Saved data entries:

|---|

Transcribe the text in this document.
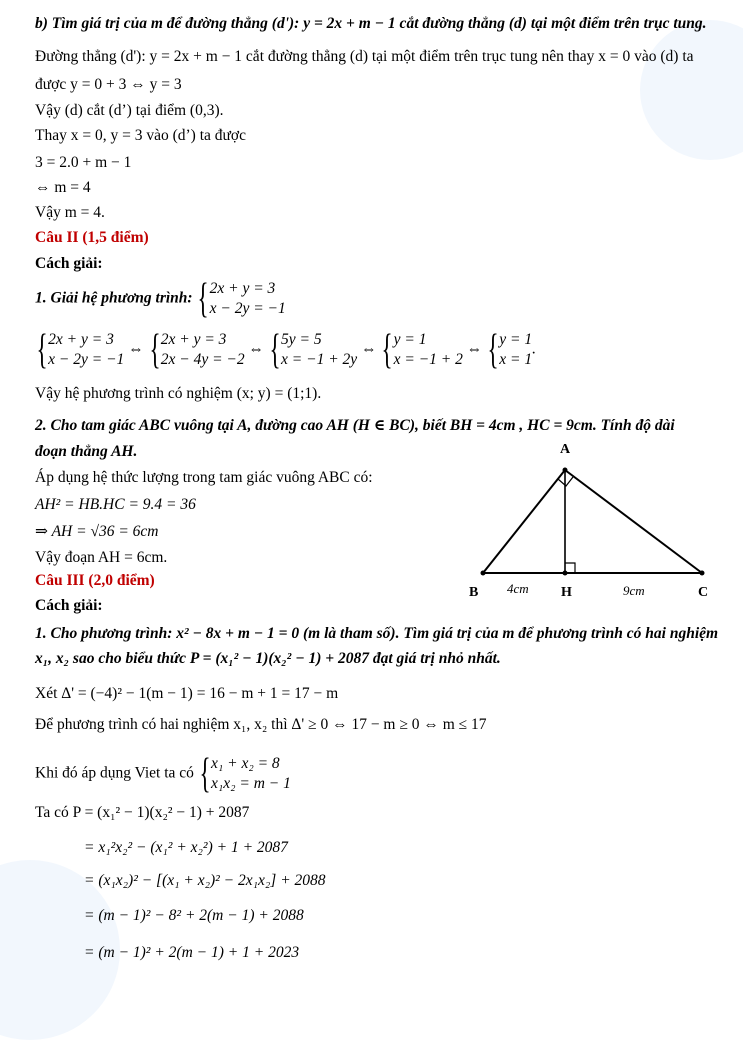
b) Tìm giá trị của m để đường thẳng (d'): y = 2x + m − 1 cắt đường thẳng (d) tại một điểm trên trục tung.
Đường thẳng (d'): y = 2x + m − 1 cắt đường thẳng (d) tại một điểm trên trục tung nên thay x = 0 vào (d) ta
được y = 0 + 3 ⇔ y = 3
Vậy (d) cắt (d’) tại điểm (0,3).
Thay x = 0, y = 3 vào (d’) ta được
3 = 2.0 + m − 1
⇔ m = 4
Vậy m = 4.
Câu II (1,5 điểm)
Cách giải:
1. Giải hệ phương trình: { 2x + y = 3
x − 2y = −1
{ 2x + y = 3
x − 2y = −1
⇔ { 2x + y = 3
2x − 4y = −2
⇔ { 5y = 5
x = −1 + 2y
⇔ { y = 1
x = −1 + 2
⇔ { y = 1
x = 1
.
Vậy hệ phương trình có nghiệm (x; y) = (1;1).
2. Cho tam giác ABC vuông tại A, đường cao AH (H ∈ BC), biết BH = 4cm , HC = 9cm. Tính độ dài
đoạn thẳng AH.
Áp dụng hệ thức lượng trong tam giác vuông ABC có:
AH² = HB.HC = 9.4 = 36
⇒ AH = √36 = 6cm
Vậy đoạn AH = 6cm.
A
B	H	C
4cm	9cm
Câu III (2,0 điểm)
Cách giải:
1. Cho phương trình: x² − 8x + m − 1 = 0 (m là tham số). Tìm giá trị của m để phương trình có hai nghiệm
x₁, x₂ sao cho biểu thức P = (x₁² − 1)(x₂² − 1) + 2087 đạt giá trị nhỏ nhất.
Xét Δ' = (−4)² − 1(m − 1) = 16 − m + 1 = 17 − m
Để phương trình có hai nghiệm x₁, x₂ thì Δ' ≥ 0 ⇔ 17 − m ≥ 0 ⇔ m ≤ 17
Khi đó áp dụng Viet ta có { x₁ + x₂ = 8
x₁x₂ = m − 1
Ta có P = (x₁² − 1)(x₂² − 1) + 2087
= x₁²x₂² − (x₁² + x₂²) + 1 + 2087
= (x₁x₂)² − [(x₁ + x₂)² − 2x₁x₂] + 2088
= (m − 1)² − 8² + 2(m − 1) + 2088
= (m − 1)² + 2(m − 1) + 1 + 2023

|---|

Repeat the records above verbatim, with no pictures in the result.

Transcribe the text in this document.
b) Tìm giá trị của m để đường thẳng (d'): y = 2x + m − 1 cắt đường thẳng (d) tại một điểm trên trục tung.
Đường thẳng (d'): y = 2x + m − 1 cắt đường thẳng (d) tại một điểm trên trục tung nên thay x = 0 vào (d) ta
được y = 0 + 3 ⇔ y = 3
Vậy (d) cắt (d’) tại điểm (0,3).
Thay x = 0, y = 3 vào (d’) ta được
3 = 2.0 + m − 1
⇔ m = 4
Vậy m = 4.
Câu II (1,5 điểm)
Cách giải:
1. Giải hệ phương trình: { 2x + y = 3
x − 2y = −1
{ 2x + y = 3
x − 2y = −1
⇔ { 2x + y = 3
2x − 4y = −2
⇔ { 5y = 5
x = −1 + 2y
⇔ { y = 1
x = −1 + 2
⇔ { y = 1
x = 1
.
Vậy hệ phương trình có nghiệm (x; y) = (1;1).
2. Cho tam giác ABC vuông tại A, đường cao AH (H ∈ BC), biết BH = 4cm , HC = 9cm. Tính độ dài
đoạn thẳng AH.
Áp dụng hệ thức lượng trong tam giác vuông ABC có:
AH² = HB.HC = 9.4 = 36
⇒ AH = √36 = 6cm
Vậy đoạn AH = 6cm.
A
B	H	C
4cm	9cm
Câu III (2,0 điểm)
Cách giải:
1. Cho phương trình: x² − 8x + m − 1 = 0 (m là tham số). Tìm giá trị của m để phương trình có hai nghiệm
x₁, x₂ sao cho biểu thức P = (x₁² − 1)(x₂² − 1) + 2087 đạt giá trị nhỏ nhất.
Xét Δ' = (−4)² − 1(m − 1) = 16 − m + 1 = 17 − m
Để phương trình có hai nghiệm x₁, x₂ thì Δ' ≥ 0 ⇔ 17 − m ≥ 0 ⇔ m ≤ 17
Khi đó áp dụng Viet ta có { x₁ + x₂ = 8
x₁x₂ = m − 1
Ta có P = (x₁² − 1)(x₂² − 1) + 2087
= x₁²x₂² − (x₁² + x₂²) + 1 + 2087
= (x₁x₂)² − [(x₁ + x₂)² − 2x₁x₂] + 2088
= (m − 1)² − 8² + 2(m − 1) + 2088
= (m − 1)² + 2(m − 1) + 1 + 2023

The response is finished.